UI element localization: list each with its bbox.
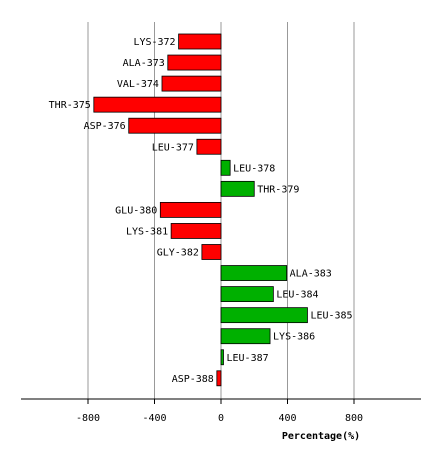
- bar-lys-386: [220, 328, 271, 345]
- x-tick-label: -400: [142, 413, 166, 424]
- category-label: LYS-372: [133, 37, 175, 48]
- category-label: ALA-383: [290, 269, 332, 280]
- bar-lys-381: [170, 223, 222, 239]
- bar-leu-387: [220, 349, 224, 366]
- bar-ala-383: [220, 265, 288, 281]
- x-axis-title: Percentage(%): [282, 431, 360, 442]
- category-label: LEU-387: [226, 353, 268, 364]
- category-label: LYS-381: [126, 226, 168, 237]
- category-label: THR-379: [257, 184, 299, 195]
- bar-leu-384: [220, 286, 274, 303]
- category-label: LEU-378: [233, 163, 275, 174]
- x-tick-label: 0: [218, 413, 224, 424]
- category-label: LEU-377: [152, 142, 194, 153]
- bar-leu-377: [196, 138, 222, 155]
- bar-glu-380: [159, 201, 222, 218]
- category-labels: LYS-372 ALA-373 VAL-374 THR-375 ASP-376 LEU-3…: [49, 37, 353, 385]
- bar-thr-375: [93, 96, 222, 113]
- category-label: ASP-388: [172, 374, 214, 385]
- bar-thr-379: [220, 180, 255, 197]
- bars: [93, 33, 308, 387]
- category-label: ALA-373: [123, 58, 165, 69]
- category-label: VAL-374: [117, 79, 159, 90]
- x-tick-label: -800: [76, 413, 100, 424]
- category-label: GLU-380: [115, 205, 157, 216]
- bar-gly-382: [201, 244, 222, 260]
- category-label: THR-375: [49, 100, 91, 111]
- bar-ala-373: [167, 54, 222, 71]
- category-label: LEU-384: [276, 290, 318, 301]
- bar-asp-388: [216, 370, 222, 387]
- x-tick-label: 800: [345, 413, 363, 424]
- category-label: LYS-386: [273, 332, 315, 343]
- category-label: LEU-385: [310, 311, 352, 322]
- category-label: GLY-382: [157, 248, 199, 259]
- category-label: ASP-376: [84, 121, 126, 132]
- bar-asp-376: [128, 117, 222, 134]
- bar-leu-385: [220, 307, 308, 324]
- x-tick-label: 400: [278, 413, 296, 424]
- x-ticks: -800 -400 0 400 800: [76, 399, 363, 424]
- bar-leu-378: [220, 159, 231, 176]
- bar-lys-372: [178, 33, 222, 50]
- bar-val-374: [161, 75, 222, 92]
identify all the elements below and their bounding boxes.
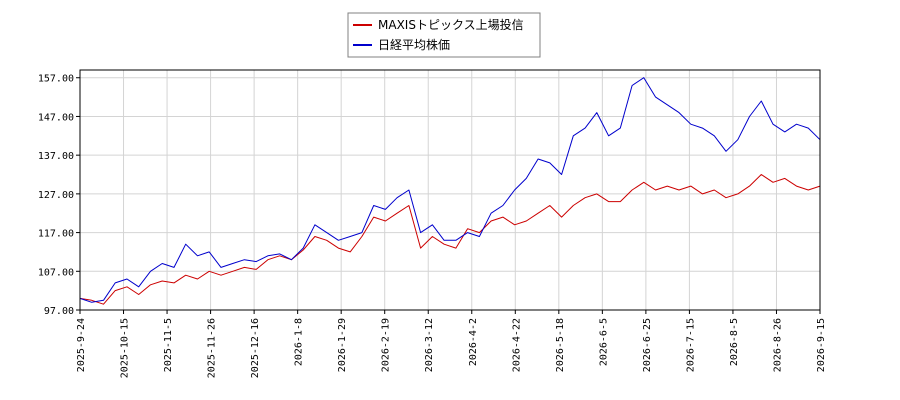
y-tick-label: 97.00: [44, 306, 74, 317]
x-tick-label: 2026-2-19: [381, 318, 392, 372]
plot-frame: [79, 69, 821, 311]
x-tick-label: 2026-8-5: [729, 318, 740, 366]
x-tick-label: 2025-9-24: [76, 318, 87, 372]
legend: MAXISトピックス上場投信 日経平均株価: [347, 12, 541, 58]
series-line-1: [79, 77, 821, 303]
x-tick-label: 2026-6-5: [598, 318, 609, 366]
x-tick-label: 2025-10-15: [120, 318, 131, 378]
series-lines: [79, 77, 821, 305]
x-tick-label: 2026-1-29: [337, 318, 348, 372]
y-tick-label: 107.00: [38, 267, 74, 278]
y-tick-label: 127.00: [38, 190, 74, 201]
y-tick-label: 137.00: [38, 151, 74, 162]
x-tick-label: 2026-4-2: [468, 318, 479, 366]
plot-background: [80, 70, 820, 310]
x-tick-label: 2026-9-15: [816, 318, 827, 372]
series-line-0: [79, 174, 821, 305]
x-tick-label: 2026-6-25: [642, 318, 653, 372]
y-tick-label: 147.00: [38, 112, 74, 123]
x-tick-label: 2026-5-18: [555, 318, 566, 372]
x-tick-label: 2025-11-5: [163, 318, 174, 372]
y-axis: 97.00 107.00 117.00 127.00 137.00 147.00 157.0…: [38, 74, 80, 317]
x-tick-label: 2026-4-22: [511, 318, 522, 372]
legend-box: [347, 12, 541, 58]
x-tick-label: 2026-1-8: [294, 318, 305, 366]
y-tick-label: 157.00: [38, 74, 74, 85]
y-tick-label: 117.00: [38, 229, 74, 240]
x-tick-label: 2025-11-26: [207, 318, 218, 378]
legend-label-nikkei: 日経平均株価: [378, 37, 450, 52]
x-axis: 2025-9-24 2025-10-15 2025-11-5 2025-11-26 20…: [76, 310, 827, 378]
x-tick-label: 2026-8-26: [772, 318, 783, 372]
x-tick-label: 2026-3-12: [424, 318, 435, 372]
x-tick-label: 2026-7-15: [685, 318, 696, 372]
legend-label-maxis: MAXISトピックス上場投信: [378, 17, 524, 32]
x-tick-label: 2025-12-16: [250, 318, 261, 378]
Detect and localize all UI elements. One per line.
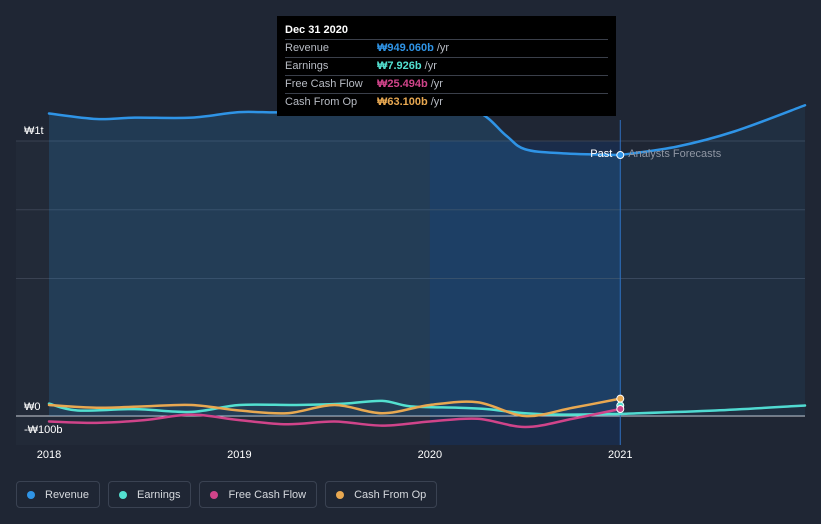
series-line [47, 399, 622, 416]
tooltip-row-revenue: Revenue ₩949.060b /yr [285, 39, 608, 57]
x-tick-label: 2020 [418, 449, 442, 461]
legend-dot-icon [210, 490, 219, 499]
tooltip-unit: /yr [436, 42, 450, 54]
x-tick-label: 2018 [37, 449, 61, 461]
tooltip-unit: /yr [430, 96, 443, 108]
tooltip-date: Dec 31 2020 [285, 24, 348, 36]
legend-label: Cash From Op [354, 488, 427, 501]
highlight-region [429, 141, 621, 445]
x-tick-label: 2021 [608, 449, 632, 461]
tooltip: Dec 31 2020 Revenue ₩949.060b /yr Earnin… [277, 16, 616, 116]
legend-cash-from-op-button[interactable]: Cash From Op [325, 481, 438, 508]
y-label-zero: ₩0 [24, 401, 41, 413]
series-line [619, 104, 807, 157]
legend-revenue-button[interactable]: Revenue [16, 481, 101, 508]
legend-dot-icon [336, 490, 345, 499]
past-label: Past [590, 148, 612, 160]
marker-layer [616, 151, 625, 413]
x-tick-label: 2019 [227, 449, 251, 461]
gridlines [16, 120, 805, 445]
y-label-bottom: -₩100b [24, 424, 63, 436]
tooltip-label: Earnings [285, 60, 329, 72]
legend-label: Earnings [137, 488, 181, 501]
chart-background [16, 141, 621, 445]
data-point-marker [616, 151, 625, 160]
tooltip-value: ₩63.100b [377, 96, 428, 108]
series-line [619, 404, 807, 416]
tooltip-row-cash-from-op: Cash From Op ₩63.100b /yr [285, 93, 608, 111]
legend: Revenue Earnings Free Cash Flow Cash Fro… [16, 481, 438, 508]
tooltip-label: Cash From Op [285, 96, 358, 108]
data-point-marker [616, 404, 625, 413]
tooltip-row-earnings: Earnings ₩7.926b /yr [285, 57, 608, 75]
tooltip-label: Free Cash Flow [285, 78, 363, 90]
tooltip-value: ₩949.060b [377, 42, 434, 54]
tooltip-value: ₩7.926b [377, 60, 422, 72]
legend-label: Free Cash Flow [228, 488, 307, 501]
tooltip-unit: /yr [430, 78, 443, 90]
y-label-top: ₩1t [24, 125, 44, 137]
axis-labels: ₩1t ₩0 -₩100b 2018 2019 2020 2021 Past Analysts … [24, 125, 722, 461]
legend-free-cash-flow-button[interactable]: Free Cash Flow [199, 481, 318, 508]
data-point-marker [616, 394, 625, 403]
forecast-area [620, 105, 805, 416]
tooltip-unit: /yr [424, 60, 437, 72]
tooltip-row-free-cash-flow: Free Cash Flow ₩25.494b /yr [285, 75, 608, 93]
tooltip-label: Revenue [285, 42, 330, 54]
legend-dot-icon [119, 490, 128, 499]
series-area [49, 102, 621, 416]
series-layer [47, 101, 807, 429]
legend-dot-icon [27, 490, 35, 499]
legend-label: Revenue [45, 488, 90, 501]
forecast-label: Analysts Forecasts [628, 148, 721, 160]
series-line [47, 407, 622, 429]
tooltip-value: ₩25.494b [377, 78, 428, 90]
legend-earnings-button[interactable]: Earnings [108, 481, 192, 508]
series-line [47, 397, 622, 418]
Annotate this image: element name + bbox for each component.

---+---

§ Task objective: Update the lines starting at the one containing "series-line [47, 399, 622, 416]" and ending at the one containing "x-tick-label: 2018 [37, 449, 61, 461]" by replacing "legend-dot-icon" with "legend-marker-icon", leaving all else unchanged.

§ Full solution:
series-line [47, 399, 622, 416]
tooltip-row-revenue: Revenue ₩949.060b /yr [285, 39, 608, 57]
x-tick-label: 2020 [418, 449, 442, 461]
legend-marker-icon [210, 490, 219, 499]
tooltip-unit: /yr [436, 42, 450, 54]
x-tick-label: 2018 [37, 449, 61, 461]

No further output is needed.